• _WHAT TO PRODUCE_: Reproduce all of the data below line for line, without changing a single character.

═══ RECORDS PROVIDED ═══

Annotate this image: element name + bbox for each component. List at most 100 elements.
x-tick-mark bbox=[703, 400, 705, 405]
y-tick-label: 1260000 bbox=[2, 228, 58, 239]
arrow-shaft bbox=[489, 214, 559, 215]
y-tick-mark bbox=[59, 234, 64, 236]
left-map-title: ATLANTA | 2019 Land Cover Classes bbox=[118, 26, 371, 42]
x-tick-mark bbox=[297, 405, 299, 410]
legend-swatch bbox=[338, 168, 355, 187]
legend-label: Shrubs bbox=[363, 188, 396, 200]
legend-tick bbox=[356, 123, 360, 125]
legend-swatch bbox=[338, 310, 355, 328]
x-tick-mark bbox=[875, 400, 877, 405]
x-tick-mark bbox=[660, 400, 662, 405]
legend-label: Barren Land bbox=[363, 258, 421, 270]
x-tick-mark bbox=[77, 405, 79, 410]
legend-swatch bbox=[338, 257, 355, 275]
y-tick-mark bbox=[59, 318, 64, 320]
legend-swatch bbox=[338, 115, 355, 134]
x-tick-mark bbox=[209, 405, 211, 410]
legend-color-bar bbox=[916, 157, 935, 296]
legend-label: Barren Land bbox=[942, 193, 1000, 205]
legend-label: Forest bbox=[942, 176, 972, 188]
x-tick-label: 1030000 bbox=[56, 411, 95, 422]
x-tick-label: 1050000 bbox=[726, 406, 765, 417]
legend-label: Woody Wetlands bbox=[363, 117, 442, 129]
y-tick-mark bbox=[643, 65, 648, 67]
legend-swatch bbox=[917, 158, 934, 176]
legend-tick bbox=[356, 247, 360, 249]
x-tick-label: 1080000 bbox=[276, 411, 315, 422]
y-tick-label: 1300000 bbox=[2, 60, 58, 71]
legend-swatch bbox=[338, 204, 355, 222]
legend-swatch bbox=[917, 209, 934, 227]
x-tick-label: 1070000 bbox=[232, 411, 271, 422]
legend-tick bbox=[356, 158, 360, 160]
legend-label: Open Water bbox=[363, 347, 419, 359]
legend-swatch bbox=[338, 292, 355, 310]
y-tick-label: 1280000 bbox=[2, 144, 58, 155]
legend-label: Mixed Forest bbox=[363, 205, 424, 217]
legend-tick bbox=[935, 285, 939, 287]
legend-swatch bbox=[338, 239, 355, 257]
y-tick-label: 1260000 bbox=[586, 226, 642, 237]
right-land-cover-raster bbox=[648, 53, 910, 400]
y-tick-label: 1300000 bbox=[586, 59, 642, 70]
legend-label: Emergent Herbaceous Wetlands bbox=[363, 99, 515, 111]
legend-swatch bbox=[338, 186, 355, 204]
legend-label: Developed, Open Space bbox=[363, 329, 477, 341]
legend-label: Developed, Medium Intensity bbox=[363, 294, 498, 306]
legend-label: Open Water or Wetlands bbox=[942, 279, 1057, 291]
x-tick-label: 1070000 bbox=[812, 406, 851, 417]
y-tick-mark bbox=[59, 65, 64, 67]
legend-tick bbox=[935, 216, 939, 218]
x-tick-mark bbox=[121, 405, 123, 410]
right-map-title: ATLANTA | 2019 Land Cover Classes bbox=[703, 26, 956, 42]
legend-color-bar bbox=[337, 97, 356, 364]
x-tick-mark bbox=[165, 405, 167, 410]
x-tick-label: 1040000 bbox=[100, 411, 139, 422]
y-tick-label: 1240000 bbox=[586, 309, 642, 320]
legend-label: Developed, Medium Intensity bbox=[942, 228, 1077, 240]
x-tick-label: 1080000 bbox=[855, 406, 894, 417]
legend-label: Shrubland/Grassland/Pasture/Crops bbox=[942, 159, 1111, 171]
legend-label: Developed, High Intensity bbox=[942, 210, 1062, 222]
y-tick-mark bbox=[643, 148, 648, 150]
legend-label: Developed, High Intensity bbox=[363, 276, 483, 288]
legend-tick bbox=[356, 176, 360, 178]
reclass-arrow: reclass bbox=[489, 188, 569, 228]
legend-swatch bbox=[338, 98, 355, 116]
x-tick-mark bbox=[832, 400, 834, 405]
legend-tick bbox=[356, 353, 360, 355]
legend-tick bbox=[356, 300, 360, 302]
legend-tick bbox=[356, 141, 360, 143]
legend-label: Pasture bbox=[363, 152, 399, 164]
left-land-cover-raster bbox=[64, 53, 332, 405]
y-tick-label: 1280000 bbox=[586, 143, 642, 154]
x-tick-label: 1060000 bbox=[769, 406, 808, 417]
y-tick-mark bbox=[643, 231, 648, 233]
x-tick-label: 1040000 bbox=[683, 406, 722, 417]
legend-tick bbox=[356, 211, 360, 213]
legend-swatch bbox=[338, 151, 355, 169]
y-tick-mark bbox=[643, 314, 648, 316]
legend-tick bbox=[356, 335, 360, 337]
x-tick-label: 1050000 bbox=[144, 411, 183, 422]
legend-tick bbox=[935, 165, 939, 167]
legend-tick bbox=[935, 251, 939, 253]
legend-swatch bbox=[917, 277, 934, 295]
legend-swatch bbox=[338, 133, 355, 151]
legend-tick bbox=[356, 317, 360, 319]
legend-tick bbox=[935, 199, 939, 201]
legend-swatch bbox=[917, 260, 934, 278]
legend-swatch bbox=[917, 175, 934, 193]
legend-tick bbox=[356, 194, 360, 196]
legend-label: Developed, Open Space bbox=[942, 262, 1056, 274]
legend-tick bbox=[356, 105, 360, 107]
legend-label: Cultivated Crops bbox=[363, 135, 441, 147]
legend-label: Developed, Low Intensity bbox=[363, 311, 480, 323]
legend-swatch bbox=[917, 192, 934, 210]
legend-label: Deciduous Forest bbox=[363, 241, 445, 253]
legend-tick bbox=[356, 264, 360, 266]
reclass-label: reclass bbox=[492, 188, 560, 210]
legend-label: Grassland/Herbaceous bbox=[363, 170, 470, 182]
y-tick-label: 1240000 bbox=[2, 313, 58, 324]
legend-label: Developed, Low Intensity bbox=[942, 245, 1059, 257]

═══

• _ANSWER_:
Annotate this image: element name + bbox for each component. List at most 100 elements.
x-tick-mark bbox=[703, 400, 705, 405]
y-tick-label: 1260000 bbox=[2, 228, 58, 239]
arrow-shaft bbox=[489, 214, 559, 215]
y-tick-mark bbox=[59, 234, 64, 236]
left-map-title: ATLANTA | 2019 Land Cover Classes bbox=[118, 26, 371, 42]
x-tick-mark bbox=[297, 405, 299, 410]
legend-swatch bbox=[338, 168, 355, 187]
legend-label: Shrubs bbox=[363, 188, 396, 200]
legend-tick bbox=[356, 123, 360, 125]
legend-swatch bbox=[338, 310, 355, 328]
x-tick-mark bbox=[875, 400, 877, 405]
x-tick-mark bbox=[660, 400, 662, 405]
legend-label: Barren Land bbox=[363, 258, 421, 270]
x-tick-mark bbox=[77, 405, 79, 410]
legend-swatch bbox=[338, 257, 355, 275]
y-tick-mark bbox=[59, 318, 64, 320]
legend-swatch bbox=[338, 115, 355, 134]
x-tick-mark bbox=[209, 405, 211, 410]
legend-color-bar bbox=[916, 157, 935, 296]
legend-label: Barren Land bbox=[942, 193, 1000, 205]
legend-label: Forest bbox=[942, 176, 972, 188]
x-tick-label: 1030000 bbox=[56, 411, 95, 422]
x-tick-label: 1050000 bbox=[726, 406, 765, 417]
legend-label: Woody Wetlands bbox=[363, 117, 442, 129]
y-tick-mark bbox=[643, 65, 648, 67]
legend-swatch bbox=[917, 158, 934, 176]
legend-tick bbox=[356, 247, 360, 249]
x-tick-label: 1080000 bbox=[276, 411, 315, 422]
y-tick-label: 1300000 bbox=[2, 60, 58, 71]
legend-swatch bbox=[338, 204, 355, 222]
legend-swatch bbox=[917, 209, 934, 227]
x-tick-label: 1070000 bbox=[232, 411, 271, 422]
legend-tick bbox=[356, 158, 360, 160]
legend-label: Open Water bbox=[363, 347, 419, 359]
legend-swatch bbox=[338, 292, 355, 310]
y-tick-label: 1280000 bbox=[2, 144, 58, 155]
legend-label: Mixed Forest bbox=[363, 205, 424, 217]
legend-tick bbox=[935, 285, 939, 287]
legend-swatch bbox=[338, 239, 355, 257]
y-tick-label: 1260000 bbox=[586, 226, 642, 237]
right-land-cover-raster bbox=[648, 53, 910, 400]
y-tick-label: 1300000 bbox=[586, 59, 642, 70]
legend-label: Emergent Herbaceous Wetlands bbox=[363, 99, 515, 111]
legend-swatch bbox=[338, 186, 355, 204]
legend-label: Developed, Open Space bbox=[363, 329, 477, 341]
legend-label: Developed, Medium Intensity bbox=[363, 294, 498, 306]
legend-label: Open Water or Wetlands bbox=[942, 279, 1057, 291]
x-tick-label: 1070000 bbox=[812, 406, 851, 417]
y-tick-mark bbox=[59, 65, 64, 67]
legend-tick bbox=[935, 216, 939, 218]
x-tick-mark bbox=[121, 405, 123, 410]
right-map-title: ATLANTA | 2019 Land Cover Classes bbox=[703, 26, 956, 42]
legend-color-bar bbox=[337, 97, 356, 364]
x-tick-mark bbox=[165, 405, 167, 410]
x-tick-label: 1040000 bbox=[100, 411, 139, 422]
y-tick-label: 1240000 bbox=[586, 309, 642, 320]
legend-label: Developed, Medium Intensity bbox=[942, 228, 1077, 240]
x-tick-label: 1080000 bbox=[855, 406, 894, 417]
legend-label: Shrubland/Grassland/Pasture/Crops bbox=[942, 159, 1111, 171]
legend-label: Developed, High Intensity bbox=[942, 210, 1062, 222]
y-tick-mark bbox=[643, 148, 648, 150]
legend-label: Developed, High Intensity bbox=[363, 276, 483, 288]
legend-tick bbox=[356, 176, 360, 178]
reclass-arrow: reclass bbox=[489, 188, 569, 228]
legend-swatch bbox=[338, 98, 355, 116]
x-tick-mark bbox=[832, 400, 834, 405]
legend-tick bbox=[356, 353, 360, 355]
legend-tick bbox=[356, 300, 360, 302]
legend-tick bbox=[356, 141, 360, 143]
legend-label: Pasture bbox=[363, 152, 399, 164]
left-land-cover-raster bbox=[64, 53, 332, 405]
y-tick-label: 1280000 bbox=[586, 143, 642, 154]
x-tick-label: 1060000 bbox=[769, 406, 808, 417]
y-tick-mark bbox=[643, 231, 648, 233]
x-tick-label: 1040000 bbox=[683, 406, 722, 417]
legend-tick bbox=[356, 211, 360, 213]
legend-swatch bbox=[338, 151, 355, 169]
y-tick-mark bbox=[643, 314, 648, 316]
legend-tick bbox=[356, 335, 360, 337]
x-tick-label: 1050000 bbox=[144, 411, 183, 422]
legend-tick bbox=[935, 165, 939, 167]
legend-tick bbox=[935, 251, 939, 253]
legend-swatch bbox=[917, 277, 934, 295]
legend-swatch bbox=[338, 133, 355, 151]
legend-tick bbox=[356, 317, 360, 319]
legend-tick bbox=[935, 199, 939, 201]
legend-swatch bbox=[917, 260, 934, 278]
legend-swatch bbox=[917, 175, 934, 193]
legend-tick bbox=[356, 194, 360, 196]
legend-label: Developed, Open Space bbox=[942, 262, 1056, 274]
legend-tick bbox=[356, 105, 360, 107]
legend-label: Cultivated Crops bbox=[363, 135, 441, 147]
legend-label: Developed, Low Intensity bbox=[363, 311, 480, 323]
legend-swatch bbox=[917, 192, 934, 210]
legend-label: Deciduous Forest bbox=[363, 241, 445, 253]
legend-tick bbox=[356, 264, 360, 266]
reclass-label: reclass bbox=[492, 188, 560, 210]
legend-label: Grassland/Herbaceous bbox=[363, 170, 470, 182]
y-tick-label: 1240000 bbox=[2, 313, 58, 324]
legend-label: Developed, Low Intensity bbox=[942, 245, 1059, 257]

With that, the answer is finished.